[BEGIN]

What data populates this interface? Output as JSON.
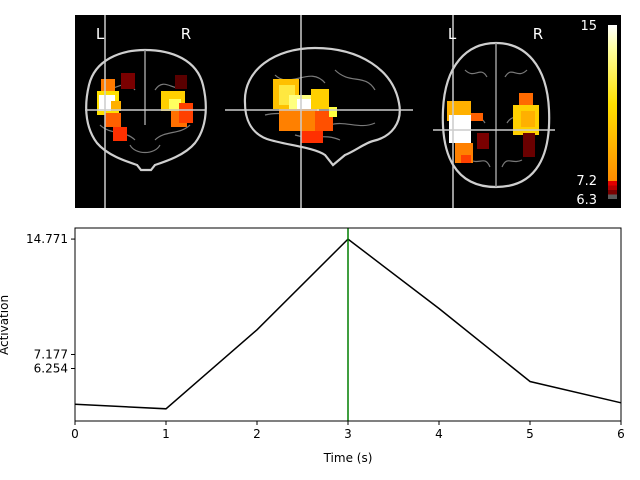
{
  "brain": {
    "left_label": "L",
    "right_label": "R",
    "left_label_axial": "L",
    "right_label_axial": "R",
    "colorbar": {
      "max_label": "15",
      "mid_label": "7.2",
      "min_label": "6.3",
      "colors": [
        "#5a5a5a",
        "#7a0000",
        "#b40000",
        "#e00000",
        "#ff3000",
        "#ff6a00",
        "#ff9c00",
        "#ffc400",
        "#ffe800",
        "#ffff40",
        "#ffff9a",
        "#ffffff"
      ]
    }
  },
  "chart_data": {
    "type": "line",
    "x": [
      0,
      1,
      2,
      3,
      4,
      5,
      6
    ],
    "y": [
      3.9,
      3.6,
      8.8,
      14.771,
      10.2,
      5.4,
      4.0
    ],
    "xlabel": "Time (s)",
    "ylabel": "Activation",
    "xlim": [
      0,
      6
    ],
    "ylim": [
      2.8,
      15.5
    ],
    "xticks": [
      0,
      1,
      2,
      3,
      4,
      5,
      6
    ],
    "yticks": [
      6.254,
      7.177,
      14.771
    ],
    "ytick_labels": [
      "6.254",
      "7.177",
      "14.771"
    ],
    "vline_x": 3,
    "line_color": "#000000",
    "vline_color": "#007f00",
    "grid": false
  }
}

[END]

Repeat the entries exactly. Pictures are excluded from the copy.

## Solution to this exercise
What data populates this interface? Output as JSON.
{
  "brain": {
    "left_label": "L",
    "right_label": "R",
    "left_label_axial": "L",
    "right_label_axial": "R",
    "colorbar": {
      "max_label": "15",
      "mid_label": "7.2",
      "min_label": "6.3",
      "colors": [
        "#5a5a5a",
        "#7a0000",
        "#b40000",
        "#e00000",
        "#ff3000",
        "#ff6a00",
        "#ff9c00",
        "#ffc400",
        "#ffe800",
        "#ffff40",
        "#ffff9a",
        "#ffffff"
      ]
    }
  },
  "chart_data": {
    "type": "line",
    "x": [
      0,
      1,
      2,
      3,
      4,
      5,
      6
    ],
    "y": [
      3.9,
      3.6,
      8.8,
      14.771,
      10.2,
      5.4,
      4.0
    ],
    "xlabel": "Time (s)",
    "ylabel": "Activation",
    "xlim": [
      0,
      6
    ],
    "ylim": [
      2.8,
      15.5
    ],
    "xticks": [
      0,
      1,
      2,
      3,
      4,
      5,
      6
    ],
    "yticks": [
      6.254,
      7.177,
      14.771
    ],
    "ytick_labels": [
      "6.254",
      "7.177",
      "14.771"
    ],
    "vline_x": 3,
    "line_color": "#000000",
    "vline_color": "#007f00",
    "grid": false
  }
}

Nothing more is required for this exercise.